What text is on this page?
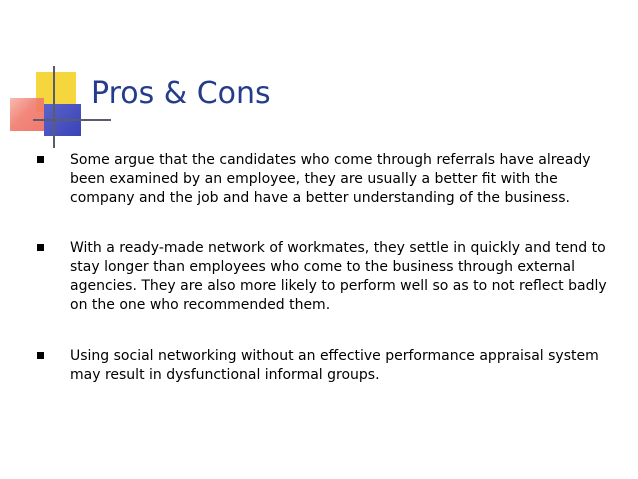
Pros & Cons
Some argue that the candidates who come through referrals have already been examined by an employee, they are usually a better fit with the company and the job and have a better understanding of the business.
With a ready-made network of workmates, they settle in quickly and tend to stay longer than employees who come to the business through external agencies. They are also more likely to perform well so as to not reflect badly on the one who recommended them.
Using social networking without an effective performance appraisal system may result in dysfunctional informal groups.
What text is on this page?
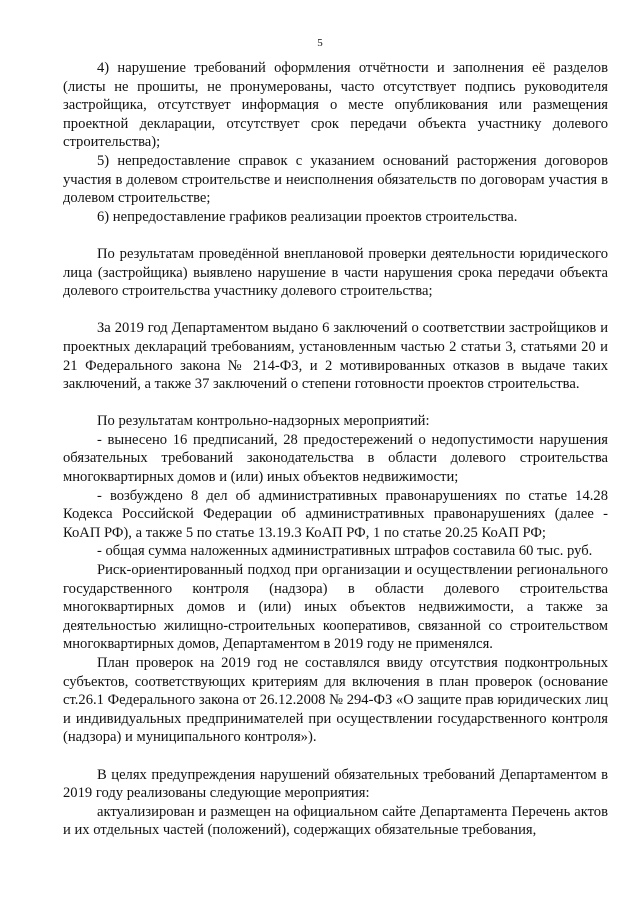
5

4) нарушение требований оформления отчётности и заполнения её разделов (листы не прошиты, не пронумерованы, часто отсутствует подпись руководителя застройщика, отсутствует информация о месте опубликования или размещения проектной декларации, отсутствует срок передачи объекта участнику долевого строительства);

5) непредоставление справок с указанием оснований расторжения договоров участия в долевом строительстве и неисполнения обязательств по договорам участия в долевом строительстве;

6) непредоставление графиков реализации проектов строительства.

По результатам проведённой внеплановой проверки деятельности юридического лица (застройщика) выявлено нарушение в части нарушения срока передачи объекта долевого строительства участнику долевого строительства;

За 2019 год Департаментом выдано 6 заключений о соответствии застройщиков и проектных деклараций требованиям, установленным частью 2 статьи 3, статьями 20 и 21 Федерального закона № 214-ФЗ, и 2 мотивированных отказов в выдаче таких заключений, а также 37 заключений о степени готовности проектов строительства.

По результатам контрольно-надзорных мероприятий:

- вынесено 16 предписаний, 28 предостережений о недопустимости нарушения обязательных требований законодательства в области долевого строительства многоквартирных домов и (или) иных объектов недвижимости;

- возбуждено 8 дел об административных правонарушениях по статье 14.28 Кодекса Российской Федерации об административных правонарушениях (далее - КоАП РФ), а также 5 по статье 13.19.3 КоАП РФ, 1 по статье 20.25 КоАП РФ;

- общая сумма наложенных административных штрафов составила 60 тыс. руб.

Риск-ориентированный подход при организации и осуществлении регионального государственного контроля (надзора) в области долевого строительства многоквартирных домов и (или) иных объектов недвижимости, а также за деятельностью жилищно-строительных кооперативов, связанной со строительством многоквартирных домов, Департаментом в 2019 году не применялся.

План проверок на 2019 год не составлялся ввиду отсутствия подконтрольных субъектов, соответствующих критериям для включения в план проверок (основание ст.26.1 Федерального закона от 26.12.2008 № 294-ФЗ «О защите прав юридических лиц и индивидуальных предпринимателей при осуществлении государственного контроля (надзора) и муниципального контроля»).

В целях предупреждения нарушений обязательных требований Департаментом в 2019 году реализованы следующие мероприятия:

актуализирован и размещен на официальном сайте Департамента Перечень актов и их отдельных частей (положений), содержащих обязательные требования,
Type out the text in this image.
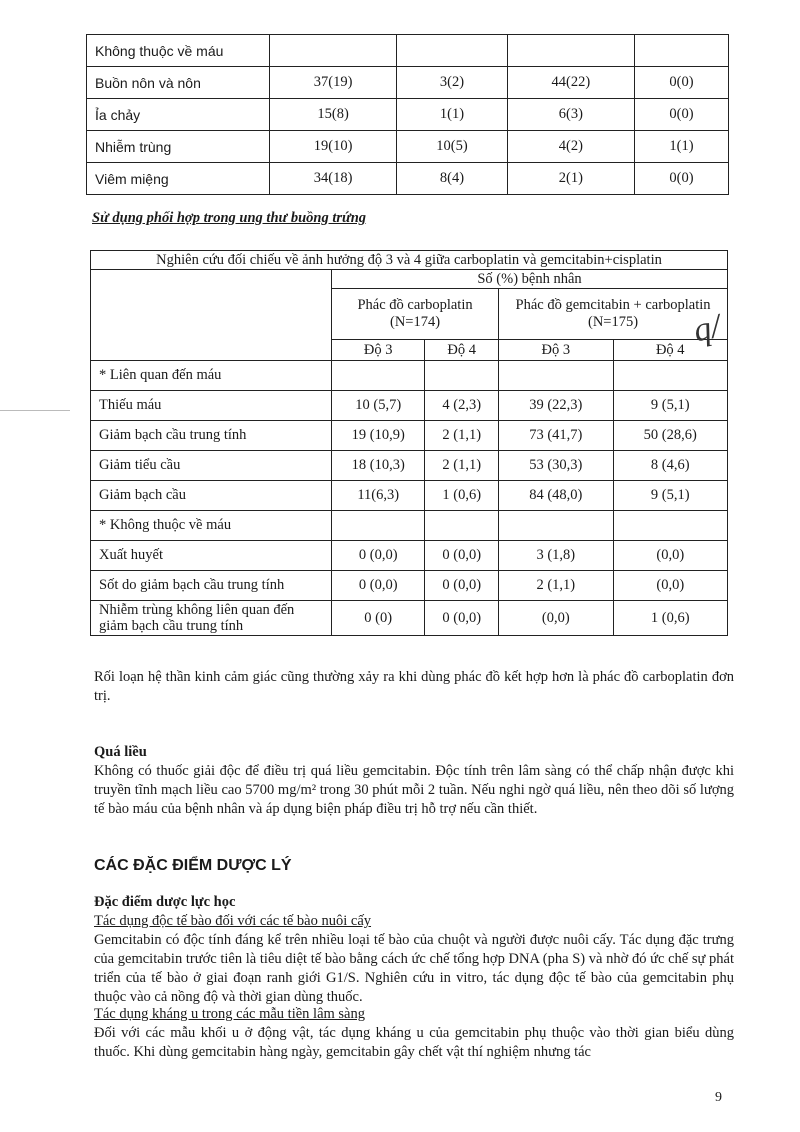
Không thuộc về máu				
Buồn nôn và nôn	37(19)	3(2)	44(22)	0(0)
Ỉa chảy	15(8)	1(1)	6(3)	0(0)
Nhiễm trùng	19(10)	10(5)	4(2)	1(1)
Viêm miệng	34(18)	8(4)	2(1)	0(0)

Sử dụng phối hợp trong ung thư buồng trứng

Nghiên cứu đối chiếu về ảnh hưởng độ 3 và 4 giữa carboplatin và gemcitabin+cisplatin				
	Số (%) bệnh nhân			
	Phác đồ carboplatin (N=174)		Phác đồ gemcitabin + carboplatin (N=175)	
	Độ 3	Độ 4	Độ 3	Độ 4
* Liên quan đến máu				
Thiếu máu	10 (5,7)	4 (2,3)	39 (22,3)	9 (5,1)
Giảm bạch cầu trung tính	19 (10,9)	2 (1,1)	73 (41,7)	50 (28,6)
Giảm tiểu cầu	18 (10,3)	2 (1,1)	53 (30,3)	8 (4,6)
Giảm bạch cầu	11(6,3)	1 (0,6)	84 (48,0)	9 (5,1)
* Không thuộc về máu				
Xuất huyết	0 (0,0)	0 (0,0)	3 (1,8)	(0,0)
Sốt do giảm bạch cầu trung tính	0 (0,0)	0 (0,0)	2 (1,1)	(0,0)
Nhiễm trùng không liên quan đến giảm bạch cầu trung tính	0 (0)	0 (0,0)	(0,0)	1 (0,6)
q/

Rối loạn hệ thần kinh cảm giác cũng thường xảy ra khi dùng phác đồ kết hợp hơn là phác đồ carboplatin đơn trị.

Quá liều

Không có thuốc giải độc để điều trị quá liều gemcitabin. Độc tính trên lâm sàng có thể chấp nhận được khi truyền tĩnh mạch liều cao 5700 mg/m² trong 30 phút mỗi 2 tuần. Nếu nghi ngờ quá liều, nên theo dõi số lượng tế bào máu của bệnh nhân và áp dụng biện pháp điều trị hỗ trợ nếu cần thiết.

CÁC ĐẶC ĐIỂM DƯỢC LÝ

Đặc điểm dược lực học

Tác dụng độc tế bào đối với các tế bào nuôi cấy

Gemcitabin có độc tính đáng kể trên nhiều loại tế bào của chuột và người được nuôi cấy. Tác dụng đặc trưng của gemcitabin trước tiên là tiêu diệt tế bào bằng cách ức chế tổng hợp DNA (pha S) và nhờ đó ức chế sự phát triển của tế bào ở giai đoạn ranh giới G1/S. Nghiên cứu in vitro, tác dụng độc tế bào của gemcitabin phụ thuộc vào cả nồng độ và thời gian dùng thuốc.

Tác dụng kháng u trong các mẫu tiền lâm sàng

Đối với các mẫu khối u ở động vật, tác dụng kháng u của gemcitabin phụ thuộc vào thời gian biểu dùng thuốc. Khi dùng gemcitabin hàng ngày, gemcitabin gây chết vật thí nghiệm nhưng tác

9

**********

→ DIRECTIONS:
Search the lines above for the string "bệnh" and copy each line that has it.

→ SOLUTION:
	Số (%) bệnh nhân			
Không có thuốc giải độc để điều trị quá liều gemcitabin. Độc tính trên lâm sàng có thể chấp nhận được khi truyền tĩnh mạch liều cao 5700 mg/m² trong 30 phút mỗi 2 tuần. Nếu nghi ngờ quá liều, nên theo dõi số lượng tế bào máu của bệnh nhân và áp dụng biện pháp điều trị hỗ trợ nếu cần thiết.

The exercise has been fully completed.